> Given records:
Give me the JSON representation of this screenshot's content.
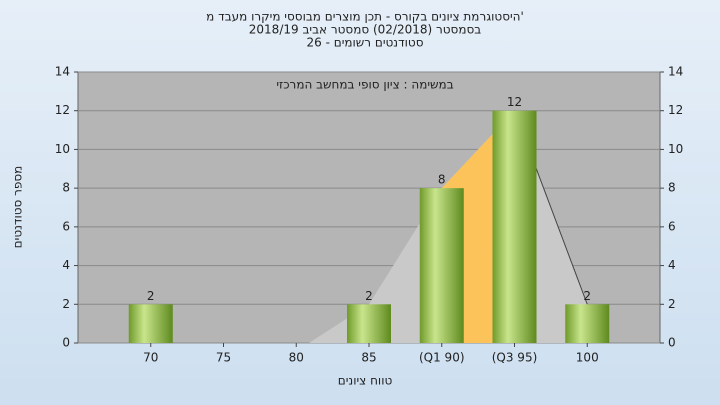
{
  "chart_data": {
    "type": "bar",
    "title": "'היסטוגרמת ציונים בקורס - תכן מוצרים מבוססי מיקרו מעבד מ",
    "subtitle": "בסמסטר (02/2018) סמסטר אביב 2018/19",
    "subtitle2": "סטודנטים רשומים - 26",
    "annotation": "במשימה : ציון סופי במחשב המרכזי",
    "ylabel": "מספר סטודנטים",
    "xlabel": "טווח ציונים",
    "categories": [
      "70",
      "75",
      "80",
      "85",
      "(Q1 90)",
      "(Q3 95)",
      "100"
    ],
    "values": [
      2,
      0,
      0,
      2,
      8,
      12,
      2
    ],
    "color": "#8fbf3f",
    "ylim": [
      0,
      14
    ],
    "yticks": [
      0,
      2,
      4,
      6,
      8,
      10,
      12,
      14
    ],
    "y2lim": [
      0,
      14
    ],
    "y2ticks": [
      0,
      2,
      4,
      6,
      8,
      10,
      12,
      14
    ],
    "grid": true
  }
}
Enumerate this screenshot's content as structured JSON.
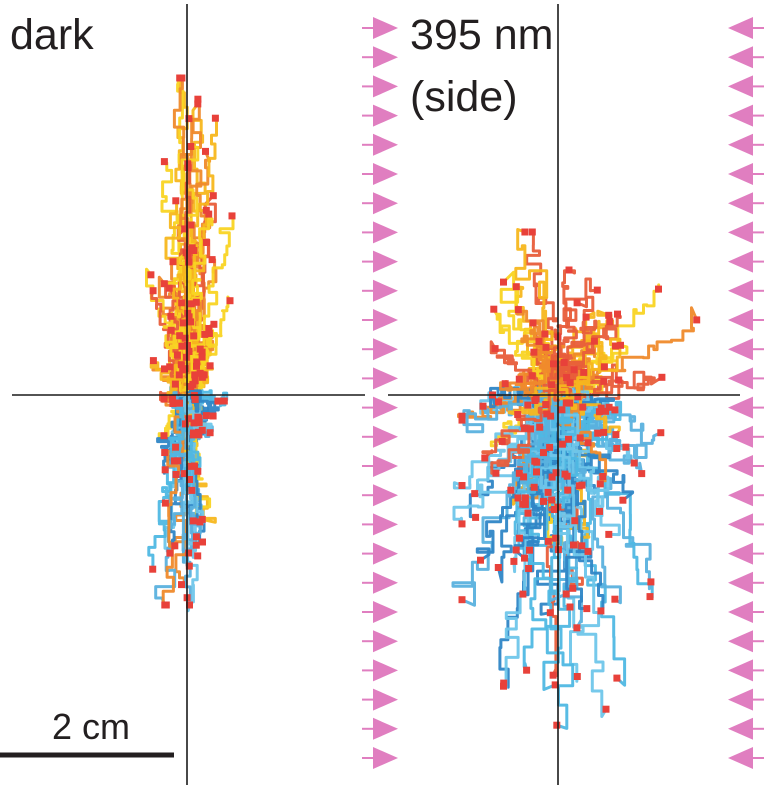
{
  "panels": [
    {
      "label": "dark",
      "spread": "narrow",
      "light_side": "none"
    },
    {
      "label": "395 nm",
      "label_line2": "(side)",
      "spread": "wide",
      "light_side": "both"
    }
  ],
  "scale_bar": {
    "label": "2 cm"
  },
  "colors": {
    "axis": "#1a1a1a",
    "endpoint": "#e8413a",
    "arrow": "#e07ec0",
    "track_palette": [
      "#f9d423",
      "#f7b71d",
      "#ef8a2b",
      "#e85d3a",
      "#4fb8e3",
      "#5ab1de",
      "#2f86c6",
      "#6fc6ea"
    ]
  },
  "icons": {
    "light_arrow": "triangle-arrow-icon"
  }
}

> Written exercise: Nothing but the pictures may be dropped; output the records above exactly.

> Answer to the problem:
Give me the JSON representation of this screenshot's content.
{
  "chart_data": {
    "type": "bar",
    "title": "'היסטוגרמת ציונים בקורס - תכן מוצרים מבוססי מיקרו מעבד מ",
    "subtitle": "בסמסטר (02/2018) סמסטר אביב 2018/19",
    "subtitle2": "סטודנטים רשומים - 26",
    "annotation": "במשימה : ציון סופי במחשב המרכזי",
    "ylabel": "מספר סטודנטים",
    "xlabel": "טווח ציונים",
    "categories": [
      "70",
      "75",
      "80",
      "85",
      "(Q1 90)",
      "(Q3 95)",
      "100"
    ],
    "values": [
      2,
      0,
      0,
      2,
      8,
      12,
      2
    ],
    "color": "#8fbf3f",
    "ylim": [
      0,
      14
    ],
    "yticks": [
      0,
      2,
      4,
      6,
      8,
      10,
      12,
      14
    ],
    "y2lim": [
      0,
      14
    ],
    "y2ticks": [
      0,
      2,
      4,
      6,
      8,
      10,
      12,
      14
    ],
    "grid": true
  }
}
Enumerate this screenshot's content as structured JSON.
{
  "panels": [
    {
      "label": "dark",
      "spread": "narrow",
      "light_side": "none"
    },
    {
      "label": "395 nm",
      "label_line2": "(side)",
      "spread": "wide",
      "light_side": "both"
    }
  ],
  "scale_bar": {
    "label": "2 cm"
  },
  "colors": {
    "axis": "#1a1a1a",
    "endpoint": "#e8413a",
    "arrow": "#e07ec0",
    "track_palette": [
      "#f9d423",
      "#f7b71d",
      "#ef8a2b",
      "#e85d3a",
      "#4fb8e3",
      "#5ab1de",
      "#2f86c6",
      "#6fc6ea"
    ]
  },
  "icons": {
    "light_arrow": "triangle-arrow-icon"
  }
}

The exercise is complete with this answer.